YOUR TASK
Will you print the material below without altering a single character?

DATASET ROWS
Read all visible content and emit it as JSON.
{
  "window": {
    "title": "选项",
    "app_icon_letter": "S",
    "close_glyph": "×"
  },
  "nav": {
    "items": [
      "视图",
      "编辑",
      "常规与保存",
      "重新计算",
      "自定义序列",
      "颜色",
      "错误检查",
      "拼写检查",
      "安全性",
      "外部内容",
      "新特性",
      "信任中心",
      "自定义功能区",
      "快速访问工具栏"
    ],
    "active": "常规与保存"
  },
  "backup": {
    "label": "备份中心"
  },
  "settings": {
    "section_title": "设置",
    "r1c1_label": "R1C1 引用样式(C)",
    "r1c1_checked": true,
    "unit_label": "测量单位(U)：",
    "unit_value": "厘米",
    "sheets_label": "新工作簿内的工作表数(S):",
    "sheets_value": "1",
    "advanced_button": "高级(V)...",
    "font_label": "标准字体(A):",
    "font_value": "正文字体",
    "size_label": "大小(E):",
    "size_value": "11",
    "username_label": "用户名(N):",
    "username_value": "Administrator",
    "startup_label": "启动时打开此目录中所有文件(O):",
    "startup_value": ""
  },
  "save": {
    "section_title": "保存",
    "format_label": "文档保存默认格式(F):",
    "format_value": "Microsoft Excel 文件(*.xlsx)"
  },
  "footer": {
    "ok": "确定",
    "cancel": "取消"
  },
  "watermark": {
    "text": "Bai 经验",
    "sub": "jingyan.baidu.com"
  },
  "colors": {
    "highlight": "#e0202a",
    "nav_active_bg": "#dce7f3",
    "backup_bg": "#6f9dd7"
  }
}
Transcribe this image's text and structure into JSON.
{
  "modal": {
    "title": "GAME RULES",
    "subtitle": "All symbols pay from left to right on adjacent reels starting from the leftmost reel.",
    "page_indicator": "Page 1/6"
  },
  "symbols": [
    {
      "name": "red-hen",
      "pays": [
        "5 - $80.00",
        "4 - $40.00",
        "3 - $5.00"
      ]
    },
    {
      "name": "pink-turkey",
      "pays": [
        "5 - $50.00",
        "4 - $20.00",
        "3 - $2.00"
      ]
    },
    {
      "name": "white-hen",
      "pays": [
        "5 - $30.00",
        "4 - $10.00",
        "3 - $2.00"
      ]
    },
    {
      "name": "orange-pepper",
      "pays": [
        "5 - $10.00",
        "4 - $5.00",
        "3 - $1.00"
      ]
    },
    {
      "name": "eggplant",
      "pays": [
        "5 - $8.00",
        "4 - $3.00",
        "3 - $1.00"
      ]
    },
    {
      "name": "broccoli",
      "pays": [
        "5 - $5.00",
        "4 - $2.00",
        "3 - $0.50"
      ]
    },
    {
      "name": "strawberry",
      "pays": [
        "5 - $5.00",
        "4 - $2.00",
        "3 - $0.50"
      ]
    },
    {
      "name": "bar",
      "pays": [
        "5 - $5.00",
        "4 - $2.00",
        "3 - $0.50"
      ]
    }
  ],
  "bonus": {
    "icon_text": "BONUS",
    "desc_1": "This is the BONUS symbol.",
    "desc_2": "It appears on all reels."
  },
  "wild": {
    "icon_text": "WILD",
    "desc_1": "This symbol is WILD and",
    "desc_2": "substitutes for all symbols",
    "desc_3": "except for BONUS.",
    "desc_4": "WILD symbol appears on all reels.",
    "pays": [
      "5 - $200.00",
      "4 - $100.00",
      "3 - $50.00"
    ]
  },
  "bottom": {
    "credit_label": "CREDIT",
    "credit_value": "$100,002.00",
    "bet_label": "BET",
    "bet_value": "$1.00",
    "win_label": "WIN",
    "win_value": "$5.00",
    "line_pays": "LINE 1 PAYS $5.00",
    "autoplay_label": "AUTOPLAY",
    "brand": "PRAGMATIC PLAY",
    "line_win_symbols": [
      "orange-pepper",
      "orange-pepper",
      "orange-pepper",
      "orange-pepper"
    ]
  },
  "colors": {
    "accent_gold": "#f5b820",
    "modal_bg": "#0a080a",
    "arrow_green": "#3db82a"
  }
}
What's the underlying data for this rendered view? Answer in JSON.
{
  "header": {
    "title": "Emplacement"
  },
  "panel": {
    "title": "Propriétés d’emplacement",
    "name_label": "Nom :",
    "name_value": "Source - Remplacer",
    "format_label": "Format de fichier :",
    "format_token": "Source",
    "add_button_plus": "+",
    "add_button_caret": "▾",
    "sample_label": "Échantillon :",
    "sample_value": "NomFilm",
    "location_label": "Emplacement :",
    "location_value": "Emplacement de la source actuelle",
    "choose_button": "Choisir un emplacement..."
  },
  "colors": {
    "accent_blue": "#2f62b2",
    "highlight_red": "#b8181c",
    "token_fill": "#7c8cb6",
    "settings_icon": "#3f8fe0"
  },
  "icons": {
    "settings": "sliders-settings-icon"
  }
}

IN RESPONSE
Read all visible content and emit it as JSON.
{
  "window": {
    "title": "选项",
    "app_icon_letter": "S",
    "close_glyph": "×"
  },
  "nav": {
    "items": [
      "视图",
      "编辑",
      "常规与保存",
      "重新计算",
      "自定义序列",
      "颜色",
      "错误检查",
      "拼写检查",
      "安全性",
      "外部内容",
      "新特性",
      "信任中心",
      "自定义功能区",
      "快速访问工具栏"
    ],
    "active": "常规与保存"
  },
  "backup": {
    "label": "备份中心"
  },
  "settings": {
    "section_title": "设置",
    "r1c1_label": "R1C1 引用样式(C)",
    "r1c1_checked": true,
    "unit_label": "测量单位(U)：",
    "unit_value": "厘米",
    "sheets_label": "新工作簿内的工作表数(S):",
    "sheets_value": "1",
    "advanced_button": "高级(V)...",
    "font_label": "标准字体(A):",
    "font_value": "正文字体",
    "size_label": "大小(E):",
    "size_value": "11",
    "username_label": "用户名(N):",
    "username_value": "Administrator",
    "startup_label": "启动时打开此目录中所有文件(O):",
    "startup_value": ""
  },
  "save": {
    "section_title": "保存",
    "format_label": "文档保存默认格式(F):",
    "format_value": "Microsoft Excel 文件(*.xlsx)"
  },
  "footer": {
    "ok": "确定",
    "cancel": "取消"
  },
  "watermark": {
    "text": "Bai 经验",
    "sub": "jingyan.baidu.com"
  },
  "colors": {
    "highlight": "#e0202a",
    "nav_active_bg": "#dce7f3",
    "backup_bg": "#6f9dd7"
  }
}
Transcribe this image's text and structure into JSON.
{
  "modal": {
    "title": "GAME RULES",
    "subtitle": "All symbols pay from left to right on adjacent reels starting from the leftmost reel.",
    "page_indicator": "Page 1/6"
  },
  "symbols": [
    {
      "name": "red-hen",
      "pays": [
        "5 - $80.00",
        "4 - $40.00",
        "3 - $5.00"
      ]
    },
    {
      "name": "pink-turkey",
      "pays": [
        "5 - $50.00",
        "4 - $20.00",
        "3 - $2.00"
      ]
    },
    {
      "name": "white-hen",
      "pays": [
        "5 - $30.00",
        "4 - $10.00",
        "3 - $2.00"
      ]
    },
    {
      "name": "orange-pepper",
      "pays": [
        "5 - $10.00",
        "4 - $5.00",
        "3 - $1.00"
      ]
    },
    {
      "name": "eggplant",
      "pays": [
        "5 - $8.00",
        "4 - $3.00",
        "3 - $1.00"
      ]
    },
    {
      "name": "broccoli",
      "pays": [
        "5 - $5.00",
        "4 - $2.00",
        "3 - $0.50"
      ]
    },
    {
      "name": "strawberry",
      "pays": [
        "5 - $5.00",
        "4 - $2.00",
        "3 - $0.50"
      ]
    },
    {
      "name": "bar",
      "pays": [
        "5 - $5.00",
        "4 - $2.00",
        "3 - $0.50"
      ]
    }
  ],
  "bonus": {
    "icon_text": "BONUS",
    "desc_1": "This is the BONUS symbol.",
    "desc_2": "It appears on all reels."
  },
  "wild": {
    "icon_text": "WILD",
    "desc_1": "This symbol is WILD and",
    "desc_2": "substitutes for all symbols",
    "desc_3": "except for BONUS.",
    "desc_4": "WILD symbol appears on all reels.",
    "pays": [
      "5 - $200.00",
      "4 - $100.00",
      "3 - $50.00"
    ]
  },
  "bottom": {
    "credit_label": "CREDIT",
    "credit_value": "$100,002.00",
    "bet_label": "BET",
    "bet_value": "$1.00",
    "win_label": "WIN",
    "win_value": "$5.00",
    "line_pays": "LINE 1 PAYS $5.00",
    "autoplay_label": "AUTOPLAY",
    "brand": "PRAGMATIC PLAY",
    "line_win_symbols": [
      "orange-pepper",
      "orange-pepper",
      "orange-pepper",
      "orange-pepper"
    ]
  },
  "colors": {
    "accent_gold": "#f5b820",
    "modal_bg": "#0a080a",
    "arrow_green": "#3db82a"
  }
}
What's the underlying data for this rendered view? Answer in JSON.
{
  "header": {
    "title": "Emplacement"
  },
  "panel": {
    "title": "Propriétés d’emplacement",
    "name_label": "Nom :",
    "name_value": "Source - Remplacer",
    "format_label": "Format de fichier :",
    "format_token": "Source",
    "add_button_plus": "+",
    "add_button_caret": "▾",
    "sample_label": "Échantillon :",
    "sample_value": "NomFilm",
    "location_label": "Emplacement :",
    "location_value": "Emplacement de la source actuelle",
    "choose_button": "Choisir un emplacement..."
  },
  "colors": {
    "accent_blue": "#2f62b2",
    "highlight_red": "#b8181c",
    "token_fill": "#7c8cb6",
    "settings_icon": "#3f8fe0"
  },
  "icons": {
    "settings": "sliders-settings-icon"
  }
}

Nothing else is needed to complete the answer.